**Task**
Quote all of the data exactly as given. Skip every picture it contains.

**Supplied information**
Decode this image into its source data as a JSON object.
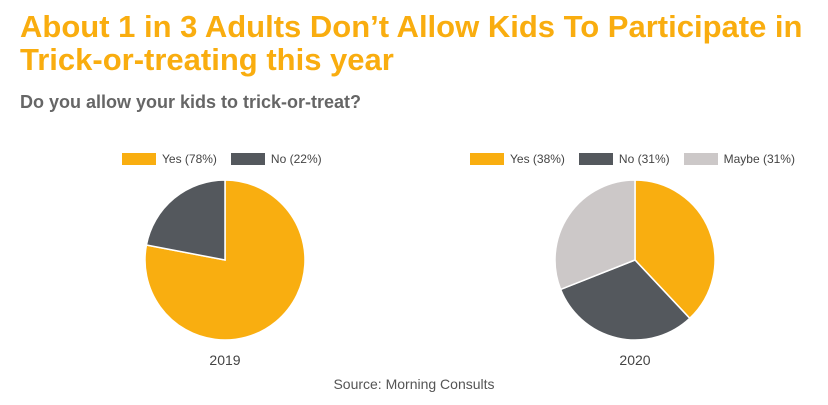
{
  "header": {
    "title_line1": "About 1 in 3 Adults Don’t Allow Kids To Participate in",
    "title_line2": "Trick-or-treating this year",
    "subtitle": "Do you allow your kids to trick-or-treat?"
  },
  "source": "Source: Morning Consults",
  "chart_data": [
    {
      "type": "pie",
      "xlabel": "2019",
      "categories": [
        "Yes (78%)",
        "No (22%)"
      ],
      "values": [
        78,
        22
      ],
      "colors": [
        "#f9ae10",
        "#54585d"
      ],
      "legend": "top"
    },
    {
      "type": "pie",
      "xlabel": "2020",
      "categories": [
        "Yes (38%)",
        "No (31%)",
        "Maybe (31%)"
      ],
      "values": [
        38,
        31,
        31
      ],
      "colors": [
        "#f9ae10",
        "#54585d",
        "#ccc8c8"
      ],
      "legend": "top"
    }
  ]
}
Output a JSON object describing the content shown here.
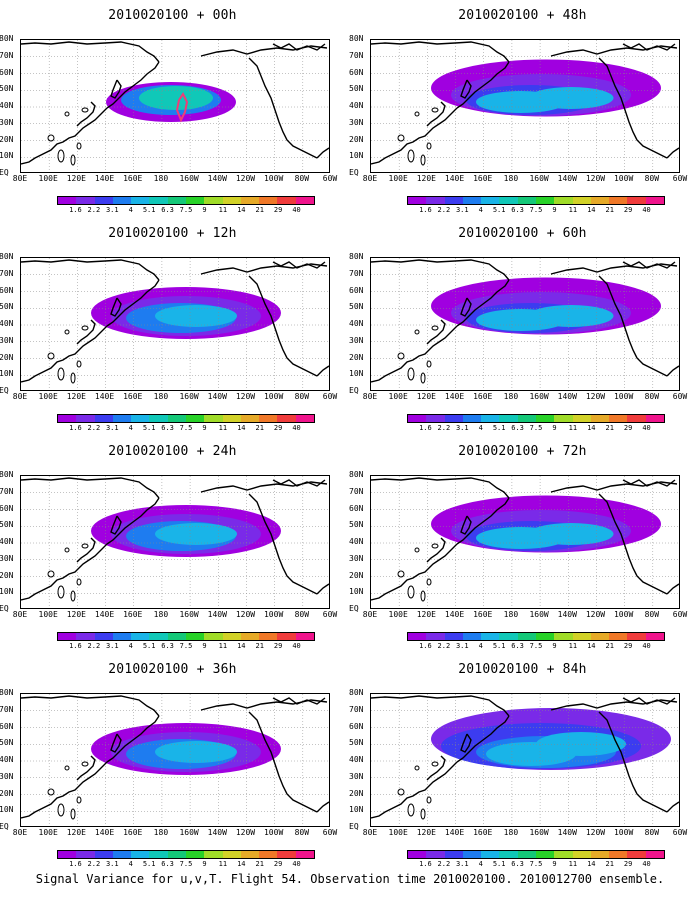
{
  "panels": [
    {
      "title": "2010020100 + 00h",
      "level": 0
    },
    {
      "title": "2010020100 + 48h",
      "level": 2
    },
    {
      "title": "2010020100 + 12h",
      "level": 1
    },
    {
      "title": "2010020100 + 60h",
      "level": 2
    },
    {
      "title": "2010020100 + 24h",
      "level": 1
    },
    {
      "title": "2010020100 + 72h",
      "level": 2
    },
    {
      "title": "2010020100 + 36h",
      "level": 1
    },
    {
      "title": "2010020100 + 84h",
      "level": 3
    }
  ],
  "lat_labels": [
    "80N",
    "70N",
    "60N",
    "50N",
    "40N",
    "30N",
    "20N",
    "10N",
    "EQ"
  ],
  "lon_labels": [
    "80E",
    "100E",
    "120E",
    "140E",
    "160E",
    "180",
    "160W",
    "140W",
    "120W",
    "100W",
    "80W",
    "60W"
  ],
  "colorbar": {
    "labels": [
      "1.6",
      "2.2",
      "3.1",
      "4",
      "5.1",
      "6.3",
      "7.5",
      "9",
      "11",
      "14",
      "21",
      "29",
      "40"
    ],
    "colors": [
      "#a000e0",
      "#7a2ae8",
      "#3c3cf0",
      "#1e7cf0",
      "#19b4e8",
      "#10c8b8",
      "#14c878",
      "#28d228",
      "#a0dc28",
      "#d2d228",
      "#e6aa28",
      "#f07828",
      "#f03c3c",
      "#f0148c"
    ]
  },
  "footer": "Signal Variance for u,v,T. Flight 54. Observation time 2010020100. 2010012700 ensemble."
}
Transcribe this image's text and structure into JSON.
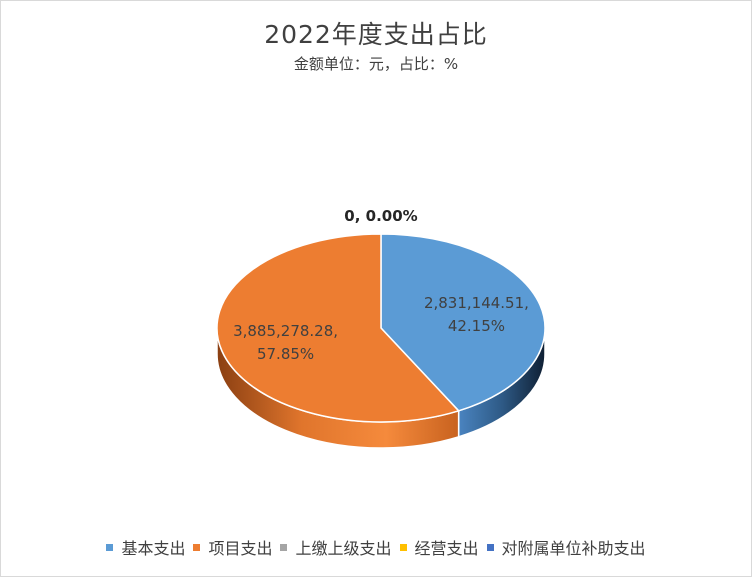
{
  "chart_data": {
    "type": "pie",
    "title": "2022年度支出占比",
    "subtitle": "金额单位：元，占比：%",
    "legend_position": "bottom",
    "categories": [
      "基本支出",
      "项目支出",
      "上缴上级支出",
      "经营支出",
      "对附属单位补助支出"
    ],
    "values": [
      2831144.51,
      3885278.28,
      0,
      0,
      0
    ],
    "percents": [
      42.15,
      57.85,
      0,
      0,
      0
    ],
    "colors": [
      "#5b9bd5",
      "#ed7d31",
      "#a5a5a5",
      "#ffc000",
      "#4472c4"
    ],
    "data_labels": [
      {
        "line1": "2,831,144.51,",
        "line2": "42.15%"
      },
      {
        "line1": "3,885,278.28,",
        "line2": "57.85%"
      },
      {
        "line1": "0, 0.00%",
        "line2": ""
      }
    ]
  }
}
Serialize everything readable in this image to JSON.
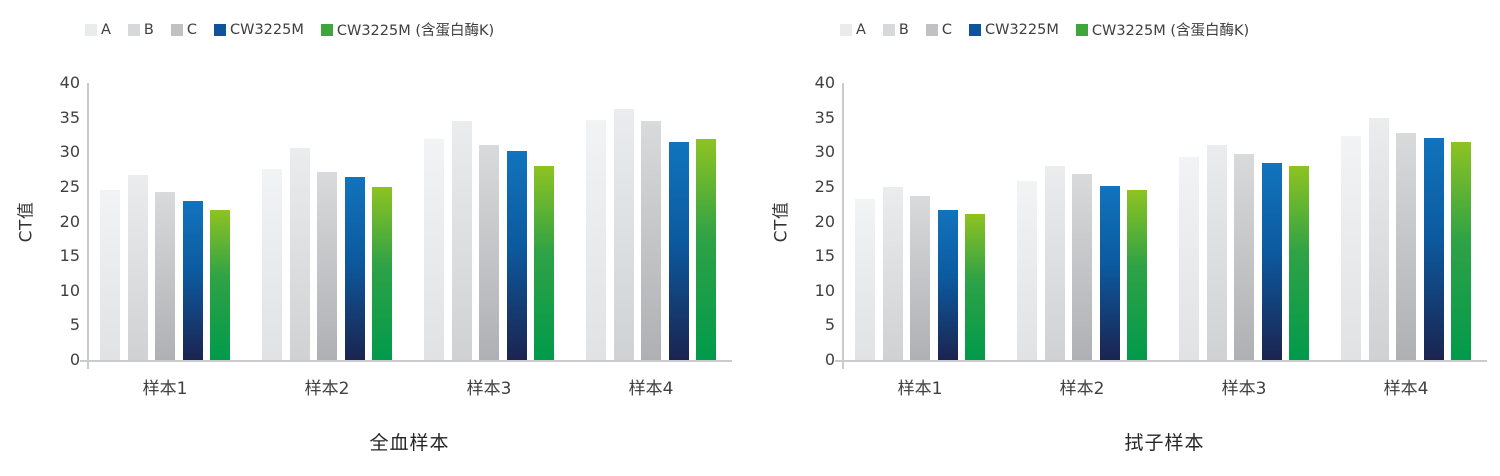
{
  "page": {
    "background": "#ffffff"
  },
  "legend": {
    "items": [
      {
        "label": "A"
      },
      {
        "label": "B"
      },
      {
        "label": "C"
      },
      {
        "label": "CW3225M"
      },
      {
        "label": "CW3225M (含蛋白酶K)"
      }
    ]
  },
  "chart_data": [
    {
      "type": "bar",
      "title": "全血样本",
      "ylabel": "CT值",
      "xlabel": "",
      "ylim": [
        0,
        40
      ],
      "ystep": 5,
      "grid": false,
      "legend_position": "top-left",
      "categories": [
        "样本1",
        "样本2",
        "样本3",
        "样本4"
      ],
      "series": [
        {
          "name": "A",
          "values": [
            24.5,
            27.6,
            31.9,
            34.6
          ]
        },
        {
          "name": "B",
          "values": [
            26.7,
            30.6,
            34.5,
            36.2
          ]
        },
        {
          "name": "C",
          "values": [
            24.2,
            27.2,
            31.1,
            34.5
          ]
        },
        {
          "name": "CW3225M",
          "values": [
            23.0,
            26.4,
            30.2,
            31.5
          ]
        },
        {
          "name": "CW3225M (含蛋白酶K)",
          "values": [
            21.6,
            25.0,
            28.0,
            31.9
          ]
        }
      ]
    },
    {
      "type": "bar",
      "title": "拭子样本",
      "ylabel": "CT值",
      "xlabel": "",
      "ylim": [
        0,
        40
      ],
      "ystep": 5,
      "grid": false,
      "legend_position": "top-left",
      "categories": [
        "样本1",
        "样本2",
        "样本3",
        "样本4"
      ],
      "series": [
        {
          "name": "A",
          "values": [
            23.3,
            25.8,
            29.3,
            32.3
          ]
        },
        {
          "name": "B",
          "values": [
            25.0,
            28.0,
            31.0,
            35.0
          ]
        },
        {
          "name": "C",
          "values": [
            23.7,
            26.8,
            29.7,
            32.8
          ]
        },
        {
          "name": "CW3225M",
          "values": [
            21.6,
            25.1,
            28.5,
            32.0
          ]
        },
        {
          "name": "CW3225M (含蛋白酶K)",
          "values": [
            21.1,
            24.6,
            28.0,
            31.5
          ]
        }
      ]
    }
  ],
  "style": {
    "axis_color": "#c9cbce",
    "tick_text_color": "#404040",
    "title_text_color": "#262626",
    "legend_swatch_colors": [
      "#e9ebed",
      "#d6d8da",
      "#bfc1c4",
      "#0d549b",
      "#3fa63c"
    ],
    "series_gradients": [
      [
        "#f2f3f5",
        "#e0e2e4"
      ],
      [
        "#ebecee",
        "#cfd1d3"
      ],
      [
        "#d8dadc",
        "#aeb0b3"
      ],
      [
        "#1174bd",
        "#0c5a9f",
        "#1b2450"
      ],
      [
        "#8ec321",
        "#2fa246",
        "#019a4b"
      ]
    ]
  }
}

**Answer to this exercise**
Decode this image into its source data as a JSON object.
{
  "header": {
    "title_line1": "About 1 in 3 Adults Don’t Allow Kids To Participate in",
    "title_line2": "Trick-or-treating this year",
    "subtitle": "Do you allow your kids to trick-or-treat?"
  },
  "source": "Source: Morning Consults",
  "chart_data": [
    {
      "type": "pie",
      "xlabel": "2019",
      "categories": [
        "Yes (78%)",
        "No (22%)"
      ],
      "values": [
        78,
        22
      ],
      "colors": [
        "#f9ae10",
        "#54585d"
      ],
      "legend": "top"
    },
    {
      "type": "pie",
      "xlabel": "2020",
      "categories": [
        "Yes (38%)",
        "No (31%)",
        "Maybe (31%)"
      ],
      "values": [
        38,
        31,
        31
      ],
      "colors": [
        "#f9ae10",
        "#54585d",
        "#ccc8c8"
      ],
      "legend": "top"
    }
  ]
}
Output a JSON object describing the content shown here.
{
  "panels": [
    {
      "title": "2010020100 + 00h",
      "level": 0
    },
    {
      "title": "2010020100 + 48h",
      "level": 2
    },
    {
      "title": "2010020100 + 12h",
      "level": 1
    },
    {
      "title": "2010020100 + 60h",
      "level": 2
    },
    {
      "title": "2010020100 + 24h",
      "level": 1
    },
    {
      "title": "2010020100 + 72h",
      "level": 2
    },
    {
      "title": "2010020100 + 36h",
      "level": 1
    },
    {
      "title": "2010020100 + 84h",
      "level": 3
    }
  ],
  "lat_labels": [
    "80N",
    "70N",
    "60N",
    "50N",
    "40N",
    "30N",
    "20N",
    "10N",
    "EQ"
  ],
  "lon_labels": [
    "80E",
    "100E",
    "120E",
    "140E",
    "160E",
    "180",
    "160W",
    "140W",
    "120W",
    "100W",
    "80W",
    "60W"
  ],
  "colorbar": {
    "labels": [
      "1.6",
      "2.2",
      "3.1",
      "4",
      "5.1",
      "6.3",
      "7.5",
      "9",
      "11",
      "14",
      "21",
      "29",
      "40"
    ],
    "colors": [
      "#a000e0",
      "#7a2ae8",
      "#3c3cf0",
      "#1e7cf0",
      "#19b4e8",
      "#10c8b8",
      "#14c878",
      "#28d228",
      "#a0dc28",
      "#d2d228",
      "#e6aa28",
      "#f07828",
      "#f03c3c",
      "#f0148c"
    ]
  },
  "footer": "Signal Variance for u,v,T. Flight 54. Observation time 2010020100. 2010012700 ensemble."
}
Transcribe this image's text and structure into JSON.
{
  "chart_data": {
    "type": "pie",
    "title": "2022年度支出占比",
    "subtitle": "金额单位：元，占比：%",
    "legend_position": "bottom",
    "categories": [
      "基本支出",
      "项目支出",
      "上缴上级支出",
      "经营支出",
      "对附属单位补助支出"
    ],
    "values": [
      2831144.51,
      3885278.28,
      0,
      0,
      0
    ],
    "percents": [
      42.15,
      57.85,
      0,
      0,
      0
    ],
    "colors": [
      "#5b9bd5",
      "#ed7d31",
      "#a5a5a5",
      "#ffc000",
      "#4472c4"
    ],
    "data_labels": [
      {
        "line1": "2,831,144.51,",
        "line2": "42.15%"
      },
      {
        "line1": "3,885,278.28,",
        "line2": "57.85%"
      },
      {
        "line1": "0, 0.00%",
        "line2": ""
      }
    ]
  }
}
Serialize everything readable in this image to JSON.
{
  "page": {
    "background": "#ffffff"
  },
  "legend": {
    "items": [
      {
        "label": "A"
      },
      {
        "label": "B"
      },
      {
        "label": "C"
      },
      {
        "label": "CW3225M"
      },
      {
        "label": "CW3225M (含蛋白酶K)"
      }
    ]
  },
  "chart_data": [
    {
      "type": "bar",
      "title": "全血样本",
      "ylabel": "CT值",
      "xlabel": "",
      "ylim": [
        0,
        40
      ],
      "ystep": 5,
      "grid": false,
      "legend_position": "top-left",
      "categories": [
        "样本1",
        "样本2",
        "样本3",
        "样本4"
      ],
      "series": [
        {
          "name": "A",
          "values": [
            24.5,
            27.6,
            31.9,
            34.6
          ]
        },
        {
          "name": "B",
          "values": [
            26.7,
            30.6,
            34.5,
            36.2
          ]
        },
        {
          "name": "C",
          "values": [
            24.2,
            27.2,
            31.1,
            34.5
          ]
        },
        {
          "name": "CW3225M",
          "values": [
            23.0,
            26.4,
            30.2,
            31.5
          ]
        },
        {
          "name": "CW3225M (含蛋白酶K)",
          "values": [
            21.6,
            25.0,
            28.0,
            31.9
          ]
        }
      ]
    },
    {
      "type": "bar",
      "title": "拭子样本",
      "ylabel": "CT值",
      "xlabel": "",
      "ylim": [
        0,
        40
      ],
      "ystep": 5,
      "grid": false,
      "legend_position": "top-left",
      "categories": [
        "样本1",
        "样本2",
        "样本3",
        "样本4"
      ],
      "series": [
        {
          "name": "A",
          "values": [
            23.3,
            25.8,
            29.3,
            32.3
          ]
        },
        {
          "name": "B",
          "values": [
            25.0,
            28.0,
            31.0,
            35.0
          ]
        },
        {
          "name": "C",
          "values": [
            23.7,
            26.8,
            29.7,
            32.8
          ]
        },
        {
          "name": "CW3225M",
          "values": [
            21.6,
            25.1,
            28.5,
            32.0
          ]
        },
        {
          "name": "CW3225M (含蛋白酶K)",
          "values": [
            21.1,
            24.6,
            28.0,
            31.5
          ]
        }
      ]
    }
  ],
  "style": {
    "axis_color": "#c9cbce",
    "tick_text_color": "#404040",
    "title_text_color": "#262626",
    "legend_swatch_colors": [
      "#e9ebed",
      "#d6d8da",
      "#bfc1c4",
      "#0d549b",
      "#3fa63c"
    ],
    "series_gradients": [
      [
        "#f2f3f5",
        "#e0e2e4"
      ],
      [
        "#ebecee",
        "#cfd1d3"
      ],
      [
        "#d8dadc",
        "#aeb0b3"
      ],
      [
        "#1174bd",
        "#0c5a9f",
        "#1b2450"
      ],
      [
        "#8ec321",
        "#2fa246",
        "#019a4b"
      ]
    ]
  }
}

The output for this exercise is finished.